[Set task] Take the line that contains "Read all visible content and emit it as JSON." and every line after it in the material below, and quote them exactly.

(Extracted data entries)
----------------

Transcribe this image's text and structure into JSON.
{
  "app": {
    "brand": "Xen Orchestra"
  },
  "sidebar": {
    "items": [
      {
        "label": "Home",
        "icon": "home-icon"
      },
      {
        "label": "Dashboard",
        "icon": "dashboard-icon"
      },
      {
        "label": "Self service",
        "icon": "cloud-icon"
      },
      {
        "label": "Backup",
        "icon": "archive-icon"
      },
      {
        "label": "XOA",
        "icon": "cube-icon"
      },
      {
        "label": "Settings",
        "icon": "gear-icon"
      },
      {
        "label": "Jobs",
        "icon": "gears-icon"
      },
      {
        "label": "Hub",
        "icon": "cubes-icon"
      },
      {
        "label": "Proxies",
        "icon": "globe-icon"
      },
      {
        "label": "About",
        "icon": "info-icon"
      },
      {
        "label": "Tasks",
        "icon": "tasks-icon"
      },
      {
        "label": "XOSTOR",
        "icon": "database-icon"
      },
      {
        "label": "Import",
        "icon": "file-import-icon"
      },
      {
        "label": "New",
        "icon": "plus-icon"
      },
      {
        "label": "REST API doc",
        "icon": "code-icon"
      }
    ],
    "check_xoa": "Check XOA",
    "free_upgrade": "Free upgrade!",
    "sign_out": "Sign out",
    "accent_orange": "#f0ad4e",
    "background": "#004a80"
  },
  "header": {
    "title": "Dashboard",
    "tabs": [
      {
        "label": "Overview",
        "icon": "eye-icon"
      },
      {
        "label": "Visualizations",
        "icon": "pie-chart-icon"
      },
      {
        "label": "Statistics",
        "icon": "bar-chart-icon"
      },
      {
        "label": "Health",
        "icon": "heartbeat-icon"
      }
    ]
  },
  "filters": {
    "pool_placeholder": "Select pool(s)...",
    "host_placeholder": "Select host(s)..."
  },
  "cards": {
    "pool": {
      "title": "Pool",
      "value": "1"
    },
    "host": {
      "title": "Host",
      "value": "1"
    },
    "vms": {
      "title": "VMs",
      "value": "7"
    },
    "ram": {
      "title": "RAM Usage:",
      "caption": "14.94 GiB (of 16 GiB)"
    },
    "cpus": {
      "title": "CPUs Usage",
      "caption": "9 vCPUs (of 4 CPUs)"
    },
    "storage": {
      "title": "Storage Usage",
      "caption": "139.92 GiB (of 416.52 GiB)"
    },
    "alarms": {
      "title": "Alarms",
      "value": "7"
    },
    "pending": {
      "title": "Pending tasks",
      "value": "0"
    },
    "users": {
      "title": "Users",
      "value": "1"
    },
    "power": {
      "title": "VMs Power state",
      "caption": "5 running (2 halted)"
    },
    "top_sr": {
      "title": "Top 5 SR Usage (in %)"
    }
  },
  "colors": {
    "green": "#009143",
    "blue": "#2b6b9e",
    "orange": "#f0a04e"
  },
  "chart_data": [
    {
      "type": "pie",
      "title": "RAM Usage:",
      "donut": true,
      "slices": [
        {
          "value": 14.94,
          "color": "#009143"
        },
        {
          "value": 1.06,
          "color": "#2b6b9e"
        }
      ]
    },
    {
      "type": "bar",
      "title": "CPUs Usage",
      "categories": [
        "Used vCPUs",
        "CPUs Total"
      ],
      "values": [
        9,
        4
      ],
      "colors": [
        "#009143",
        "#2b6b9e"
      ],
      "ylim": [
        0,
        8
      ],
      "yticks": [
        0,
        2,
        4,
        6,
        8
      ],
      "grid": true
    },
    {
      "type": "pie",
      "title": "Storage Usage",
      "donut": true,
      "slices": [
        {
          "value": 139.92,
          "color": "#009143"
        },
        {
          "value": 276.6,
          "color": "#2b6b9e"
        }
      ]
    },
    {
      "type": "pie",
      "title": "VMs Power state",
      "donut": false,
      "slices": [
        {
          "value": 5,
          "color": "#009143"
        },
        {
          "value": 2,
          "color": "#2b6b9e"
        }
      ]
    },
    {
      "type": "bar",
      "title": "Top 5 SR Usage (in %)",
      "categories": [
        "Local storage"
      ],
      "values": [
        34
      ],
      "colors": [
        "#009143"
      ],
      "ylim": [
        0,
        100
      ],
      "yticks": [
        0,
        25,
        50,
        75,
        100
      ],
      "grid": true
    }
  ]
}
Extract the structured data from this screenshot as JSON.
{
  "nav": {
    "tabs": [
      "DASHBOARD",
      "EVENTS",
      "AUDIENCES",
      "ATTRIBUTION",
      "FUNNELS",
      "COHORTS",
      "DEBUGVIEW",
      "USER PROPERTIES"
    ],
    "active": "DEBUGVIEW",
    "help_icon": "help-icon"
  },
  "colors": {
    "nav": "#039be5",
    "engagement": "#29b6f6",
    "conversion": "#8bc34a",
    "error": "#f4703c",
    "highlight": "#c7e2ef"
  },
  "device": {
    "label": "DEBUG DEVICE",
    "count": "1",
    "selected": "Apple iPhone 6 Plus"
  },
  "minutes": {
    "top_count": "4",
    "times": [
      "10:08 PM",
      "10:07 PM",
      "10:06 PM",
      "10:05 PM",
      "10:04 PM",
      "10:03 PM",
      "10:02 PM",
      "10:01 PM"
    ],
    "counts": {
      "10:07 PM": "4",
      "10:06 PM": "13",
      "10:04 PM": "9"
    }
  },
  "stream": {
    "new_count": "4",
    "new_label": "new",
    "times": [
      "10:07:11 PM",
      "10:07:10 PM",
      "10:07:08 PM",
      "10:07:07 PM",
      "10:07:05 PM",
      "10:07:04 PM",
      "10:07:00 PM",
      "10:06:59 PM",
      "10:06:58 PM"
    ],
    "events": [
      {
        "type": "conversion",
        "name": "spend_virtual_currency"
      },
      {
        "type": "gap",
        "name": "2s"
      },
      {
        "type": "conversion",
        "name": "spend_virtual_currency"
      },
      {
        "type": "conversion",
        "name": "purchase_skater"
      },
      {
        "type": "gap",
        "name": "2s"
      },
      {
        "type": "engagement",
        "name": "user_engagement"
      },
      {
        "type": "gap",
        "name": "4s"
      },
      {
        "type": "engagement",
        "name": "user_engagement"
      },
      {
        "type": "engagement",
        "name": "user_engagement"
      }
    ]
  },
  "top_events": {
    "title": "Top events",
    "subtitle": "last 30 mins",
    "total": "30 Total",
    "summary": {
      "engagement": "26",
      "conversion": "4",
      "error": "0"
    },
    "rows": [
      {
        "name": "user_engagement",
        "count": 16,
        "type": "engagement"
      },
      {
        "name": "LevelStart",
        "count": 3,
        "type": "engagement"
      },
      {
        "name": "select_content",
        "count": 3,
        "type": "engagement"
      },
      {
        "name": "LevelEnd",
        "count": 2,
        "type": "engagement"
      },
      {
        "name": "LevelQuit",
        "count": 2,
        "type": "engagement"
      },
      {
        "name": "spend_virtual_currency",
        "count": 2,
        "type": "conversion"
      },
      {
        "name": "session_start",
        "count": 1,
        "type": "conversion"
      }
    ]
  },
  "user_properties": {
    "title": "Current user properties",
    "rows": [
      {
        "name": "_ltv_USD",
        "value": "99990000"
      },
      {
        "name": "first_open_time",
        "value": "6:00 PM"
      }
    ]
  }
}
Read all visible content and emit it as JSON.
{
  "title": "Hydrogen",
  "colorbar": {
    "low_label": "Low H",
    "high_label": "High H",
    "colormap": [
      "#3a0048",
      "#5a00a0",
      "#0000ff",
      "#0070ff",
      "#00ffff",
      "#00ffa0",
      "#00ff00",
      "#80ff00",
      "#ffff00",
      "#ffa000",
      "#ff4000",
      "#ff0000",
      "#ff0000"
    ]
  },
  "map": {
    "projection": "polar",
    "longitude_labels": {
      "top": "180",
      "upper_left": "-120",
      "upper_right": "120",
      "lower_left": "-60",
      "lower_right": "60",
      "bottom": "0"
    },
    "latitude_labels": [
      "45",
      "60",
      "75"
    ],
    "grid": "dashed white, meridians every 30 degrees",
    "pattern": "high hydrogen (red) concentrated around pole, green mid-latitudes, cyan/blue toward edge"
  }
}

----------------

[Exercise result]
Read all visible content and emit it as JSON.
{
  "title": "Hydrogen",
  "colorbar": {
    "low_label": "Low H",
    "high_label": "High H",
    "colormap": [
      "#3a0048",
      "#5a00a0",
      "#0000ff",
      "#0070ff",
      "#00ffff",
      "#00ffa0",
      "#00ff00",
      "#80ff00",
      "#ffff00",
      "#ffa000",
      "#ff4000",
      "#ff0000",
      "#ff0000"
    ]
  },
  "map": {
    "projection": "polar",
    "longitude_labels": {
      "top": "180",
      "upper_left": "-120",
      "upper_right": "120",
      "lower_left": "-60",
      "lower_right": "60",
      "bottom": "0"
    },
    "latitude_labels": [
      "45",
      "60",
      "75"
    ],
    "grid": "dashed white, meridians every 30 degrees",
    "pattern": "high hydrogen (red) concentrated around pole, green mid-latitudes, cyan/blue toward edge"
  }
}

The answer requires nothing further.